It is required that all of the data be written out exactly.
______
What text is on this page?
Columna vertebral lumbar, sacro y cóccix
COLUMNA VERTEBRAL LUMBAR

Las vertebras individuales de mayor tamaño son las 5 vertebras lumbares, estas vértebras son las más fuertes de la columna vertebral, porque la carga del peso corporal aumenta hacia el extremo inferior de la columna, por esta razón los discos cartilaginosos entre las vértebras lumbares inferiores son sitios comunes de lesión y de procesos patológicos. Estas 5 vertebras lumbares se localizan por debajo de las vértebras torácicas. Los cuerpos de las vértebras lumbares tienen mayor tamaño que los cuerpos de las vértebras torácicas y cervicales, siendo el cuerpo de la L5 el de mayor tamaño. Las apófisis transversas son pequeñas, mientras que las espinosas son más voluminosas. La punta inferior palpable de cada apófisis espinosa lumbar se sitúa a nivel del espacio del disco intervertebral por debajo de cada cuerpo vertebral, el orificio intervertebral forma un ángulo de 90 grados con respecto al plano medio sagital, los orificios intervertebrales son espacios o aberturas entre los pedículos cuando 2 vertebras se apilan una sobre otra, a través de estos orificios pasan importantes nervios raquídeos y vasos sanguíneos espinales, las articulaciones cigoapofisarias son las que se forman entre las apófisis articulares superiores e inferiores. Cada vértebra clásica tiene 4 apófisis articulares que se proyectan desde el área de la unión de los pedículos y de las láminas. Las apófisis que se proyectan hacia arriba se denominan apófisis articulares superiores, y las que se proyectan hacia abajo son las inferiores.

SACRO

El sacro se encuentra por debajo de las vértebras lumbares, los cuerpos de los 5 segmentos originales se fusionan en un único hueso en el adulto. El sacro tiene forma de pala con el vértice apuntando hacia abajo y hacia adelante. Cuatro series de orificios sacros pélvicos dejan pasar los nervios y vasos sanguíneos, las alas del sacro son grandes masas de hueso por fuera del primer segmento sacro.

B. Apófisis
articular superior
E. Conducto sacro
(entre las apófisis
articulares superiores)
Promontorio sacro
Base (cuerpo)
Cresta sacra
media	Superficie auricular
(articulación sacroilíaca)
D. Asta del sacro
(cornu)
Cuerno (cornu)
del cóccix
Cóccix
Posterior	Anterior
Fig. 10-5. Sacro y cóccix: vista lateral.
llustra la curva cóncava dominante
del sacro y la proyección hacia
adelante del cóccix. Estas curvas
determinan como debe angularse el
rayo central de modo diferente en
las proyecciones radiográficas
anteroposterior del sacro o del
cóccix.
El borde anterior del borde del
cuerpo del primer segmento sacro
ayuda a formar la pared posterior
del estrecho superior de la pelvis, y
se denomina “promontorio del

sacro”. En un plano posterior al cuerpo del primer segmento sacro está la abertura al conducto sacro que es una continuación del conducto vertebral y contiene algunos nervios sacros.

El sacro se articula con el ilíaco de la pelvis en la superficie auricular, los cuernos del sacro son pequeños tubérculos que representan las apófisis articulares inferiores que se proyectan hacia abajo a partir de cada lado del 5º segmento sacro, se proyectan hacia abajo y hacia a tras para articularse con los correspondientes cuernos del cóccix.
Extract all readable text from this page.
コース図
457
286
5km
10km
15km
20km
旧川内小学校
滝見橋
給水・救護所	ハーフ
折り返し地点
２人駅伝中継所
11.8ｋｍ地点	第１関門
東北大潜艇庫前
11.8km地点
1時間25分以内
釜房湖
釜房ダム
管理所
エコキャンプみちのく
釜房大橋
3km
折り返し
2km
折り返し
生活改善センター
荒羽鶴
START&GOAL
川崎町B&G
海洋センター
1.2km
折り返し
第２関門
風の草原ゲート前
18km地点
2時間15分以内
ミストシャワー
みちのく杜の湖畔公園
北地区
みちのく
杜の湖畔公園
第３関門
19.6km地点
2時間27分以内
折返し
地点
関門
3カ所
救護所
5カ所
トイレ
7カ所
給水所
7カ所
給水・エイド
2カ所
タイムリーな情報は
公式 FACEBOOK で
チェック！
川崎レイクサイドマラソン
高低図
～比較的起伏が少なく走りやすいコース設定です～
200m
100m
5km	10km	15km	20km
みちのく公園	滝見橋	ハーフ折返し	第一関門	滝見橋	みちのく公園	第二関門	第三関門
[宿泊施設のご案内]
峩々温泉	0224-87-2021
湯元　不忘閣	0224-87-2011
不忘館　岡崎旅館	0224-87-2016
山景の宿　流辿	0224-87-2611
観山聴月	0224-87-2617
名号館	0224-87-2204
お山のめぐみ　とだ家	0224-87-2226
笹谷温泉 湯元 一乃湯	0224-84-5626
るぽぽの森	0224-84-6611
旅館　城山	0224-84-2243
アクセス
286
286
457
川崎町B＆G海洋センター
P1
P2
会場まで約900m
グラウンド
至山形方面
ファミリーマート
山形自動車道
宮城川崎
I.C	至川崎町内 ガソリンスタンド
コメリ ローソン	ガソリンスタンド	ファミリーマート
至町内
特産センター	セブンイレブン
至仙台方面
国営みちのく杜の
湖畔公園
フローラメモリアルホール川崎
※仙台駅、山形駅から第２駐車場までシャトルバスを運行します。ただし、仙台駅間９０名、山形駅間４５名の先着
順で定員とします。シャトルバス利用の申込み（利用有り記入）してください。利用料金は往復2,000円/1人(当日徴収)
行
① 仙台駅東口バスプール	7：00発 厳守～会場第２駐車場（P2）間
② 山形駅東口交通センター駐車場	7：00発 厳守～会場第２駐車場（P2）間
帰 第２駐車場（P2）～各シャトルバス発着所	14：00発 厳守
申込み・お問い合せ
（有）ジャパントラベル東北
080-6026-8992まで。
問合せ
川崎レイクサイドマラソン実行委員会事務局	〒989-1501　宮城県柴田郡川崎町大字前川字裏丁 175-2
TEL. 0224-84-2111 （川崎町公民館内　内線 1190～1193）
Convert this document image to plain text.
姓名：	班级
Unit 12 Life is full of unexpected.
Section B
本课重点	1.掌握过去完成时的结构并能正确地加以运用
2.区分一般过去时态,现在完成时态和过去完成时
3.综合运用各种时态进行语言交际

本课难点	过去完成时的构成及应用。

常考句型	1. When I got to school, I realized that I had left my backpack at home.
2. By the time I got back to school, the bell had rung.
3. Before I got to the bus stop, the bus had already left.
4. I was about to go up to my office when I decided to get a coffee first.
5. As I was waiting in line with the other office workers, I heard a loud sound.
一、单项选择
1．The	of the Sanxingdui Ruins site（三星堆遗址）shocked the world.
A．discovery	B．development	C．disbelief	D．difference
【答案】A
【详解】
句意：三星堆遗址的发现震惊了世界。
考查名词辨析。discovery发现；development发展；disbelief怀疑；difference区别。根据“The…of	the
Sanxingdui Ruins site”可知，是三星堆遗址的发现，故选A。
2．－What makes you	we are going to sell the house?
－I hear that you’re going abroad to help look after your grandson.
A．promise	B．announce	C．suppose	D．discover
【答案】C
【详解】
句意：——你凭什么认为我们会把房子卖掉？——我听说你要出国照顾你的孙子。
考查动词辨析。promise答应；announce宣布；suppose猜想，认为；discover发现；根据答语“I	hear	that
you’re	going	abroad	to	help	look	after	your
______
- [FINAL RESULT]:
What text is on this page?
Columna vertebral lumbar, sacro y cóccix
COLUMNA VERTEBRAL LUMBAR

Las vertebras individuales de mayor tamaño son las 5 vertebras lumbares, estas vértebras son las más fuertes de la columna vertebral, porque la carga del peso corporal aumenta hacia el extremo inferior de la columna, por esta razón los discos cartilaginosos entre las vértebras lumbares inferiores son sitios comunes de lesión y de procesos patológicos. Estas 5 vertebras lumbares se localizan por debajo de las vértebras torácicas. Los cuerpos de las vértebras lumbares tienen mayor tamaño que los cuerpos de las vértebras torácicas y cervicales, siendo el cuerpo de la L5 el de mayor tamaño. Las apófisis transversas son pequeñas, mientras que las espinosas son más voluminosas. La punta inferior palpable de cada apófisis espinosa lumbar se sitúa a nivel del espacio del disco intervertebral por debajo de cada cuerpo vertebral, el orificio intervertebral forma un ángulo de 90 grados con respecto al plano medio sagital, los orificios intervertebrales son espacios o aberturas entre los pedículos cuando 2 vertebras se apilan una sobre otra, a través de estos orificios pasan importantes nervios raquídeos y vasos sanguíneos espinales, las articulaciones cigoapofisarias son las que se forman entre las apófisis articulares superiores e inferiores. Cada vértebra clásica tiene 4 apófisis articulares que se proyectan desde el área de la unión de los pedículos y de las láminas. Las apófisis que se proyectan hacia arriba se denominan apófisis articulares superiores, y las que se proyectan hacia abajo son las inferiores.

SACRO

El sacro se encuentra por debajo de las vértebras lumbares, los cuerpos de los 5 segmentos originales se fusionan en un único hueso en el adulto. El sacro tiene forma de pala con el vértice apuntando hacia abajo y hacia adelante. Cuatro series de orificios sacros pélvicos dejan pasar los nervios y vasos sanguíneos, las alas del sacro son grandes masas de hueso por fuera del primer segmento sacro.

B. Apófisis
articular superior
E. Conducto sacro
(entre las apófisis
articulares superiores)
Promontorio sacro
Base (cuerpo)
Cresta sacra
media	Superficie auricular
(articulación sacroilíaca)
D. Asta del sacro
(cornu)
Cuerno (cornu)
del cóccix
Cóccix
Posterior	Anterior
Fig. 10-5. Sacro y cóccix: vista lateral.
llustra la curva cóncava dominante
del sacro y la proyección hacia
adelante del cóccix. Estas curvas
determinan como debe angularse el
rayo central de modo diferente en
las proyecciones radiográficas
anteroposterior del sacro o del
cóccix.
El borde anterior del borde del
cuerpo del primer segmento sacro
ayuda a formar la pared posterior
del estrecho superior de la pelvis, y
se denomina “promontorio del

sacro”. En un plano posterior al cuerpo del primer segmento sacro está la abertura al conducto sacro que es una continuación del conducto vertebral y contiene algunos nervios sacros.

El sacro se articula con el ilíaco de la pelvis en la superficie auricular, los cuernos del sacro son pequeños tubérculos que representan las apófisis articulares inferiores que se proyectan hacia abajo a partir de cada lado del 5º segmento sacro, se proyectan hacia abajo y hacia a tras para articularse con los correspondientes cuernos del cóccix.
Extract all readable text from this page.
コース図
457
286
5km
10km
15km
20km
旧川内小学校
滝見橋
給水・救護所	ハーフ
折り返し地点
２人駅伝中継所
11.8ｋｍ地点	第１関門
東北大潜艇庫前
11.8km地点
1時間25分以内
釜房湖
釜房ダム
管理所
エコキャンプみちのく
釜房大橋
3km
折り返し
2km
折り返し
生活改善センター
荒羽鶴
START&GOAL
川崎町B&G
海洋センター
1.2km
折り返し
第２関門
風の草原ゲート前
18km地点
2時間15分以内
ミストシャワー
みちのく杜の湖畔公園
北地区
みちのく
杜の湖畔公園
第３関門
19.6km地点
2時間27分以内
折返し
地点
関門
3カ所
救護所
5カ所
トイレ
7カ所
給水所
7カ所
給水・エイド
2カ所
タイムリーな情報は
公式 FACEBOOK で
チェック！
川崎レイクサイドマラソン
高低図
～比較的起伏が少なく走りやすいコース設定です～
200m
100m
5km	10km	15km	20km
みちのく公園	滝見橋	ハーフ折返し	第一関門	滝見橋	みちのく公園	第二関門	第三関門
[宿泊施設のご案内]
峩々温泉	0224-87-2021
湯元　不忘閣	0224-87-2011
不忘館　岡崎旅館	0224-87-2016
山景の宿　流辿	0224-87-2611
観山聴月	0224-87-2617
名号館	0224-87-2204
お山のめぐみ　とだ家	0224-87-2226
笹谷温泉 湯元 一乃湯	0224-84-5626
るぽぽの森	0224-84-6611
旅館　城山	0224-84-2243
アクセス
286
286
457
川崎町B＆G海洋センター
P1
P2
会場まで約900m
グラウンド
至山形方面
ファミリーマート
山形自動車道
宮城川崎
I.C	至川崎町内 ガソリンスタンド
コメリ ローソン	ガソリンスタンド	ファミリーマート
至町内
特産センター	セブンイレブン
至仙台方面
国営みちのく杜の
湖畔公園
フローラメモリアルホール川崎
※仙台駅、山形駅から第２駐車場までシャトルバスを運行します。ただし、仙台駅間９０名、山形駅間４５名の先着
順で定員とします。シャトルバス利用の申込み（利用有り記入）してください。利用料金は往復2,000円/1人(当日徴収)
行
① 仙台駅東口バスプール	7：00発 厳守～会場第２駐車場（P2）間
② 山形駅東口交通センター駐車場	7：00発 厳守～会場第２駐車場（P2）間
帰 第２駐車場（P2）～各シャトルバス発着所	14：00発 厳守
申込み・お問い合せ
（有）ジャパントラベル東北
080-6026-8992まで。
問合せ
川崎レイクサイドマラソン実行委員会事務局	〒989-1501　宮城県柴田郡川崎町大字前川字裏丁 175-2
TEL. 0224-84-2111 （川崎町公民館内　内線 1190～1193）
Convert this document image to plain text.
姓名：	班级
Unit 12 Life is full of unexpected.
Section B
本课重点	1.掌握过去完成时的结构并能正确地加以运用
2.区分一般过去时态,现在完成时态和过去完成时
3.综合运用各种时态进行语言交际

本课难点	过去完成时的构成及应用。

常考句型	1. When I got to school, I realized that I had left my backpack at home.
2. By the time I got back to school, the bell had rung.
3. Before I got to the bus stop, the bus had already left.
4. I was about to go up to my office when I decided to get a coffee first.
5. As I was waiting in line with the other office workers, I heard a loud sound.
一、单项选择
1．The	of the Sanxingdui Ruins site（三星堆遗址）shocked the world.
A．discovery	B．development	C．disbelief	D．difference
【答案】A
【详解】
句意：三星堆遗址的发现震惊了世界。
考查名词辨析。discovery发现；development发展；disbelief怀疑；difference区别。根据“The…of	the
Sanxingdui Ruins site”可知，是三星堆遗址的发现，故选A。
2．－What makes you	we are going to sell the house?
－I hear that you’re going abroad to help look after your grandson.
A．promise	B．announce	C．suppose	D．discover
【答案】C
【详解】
句意：——你凭什么认为我们会把房子卖掉？——我听说你要出国照顾你的孙子。
考查动词辨析。promise答应；announce宣布；suppose猜想，认为；discover发现；根据答语“I	hear	that
you’re	going	abroad	to	help	look	after	your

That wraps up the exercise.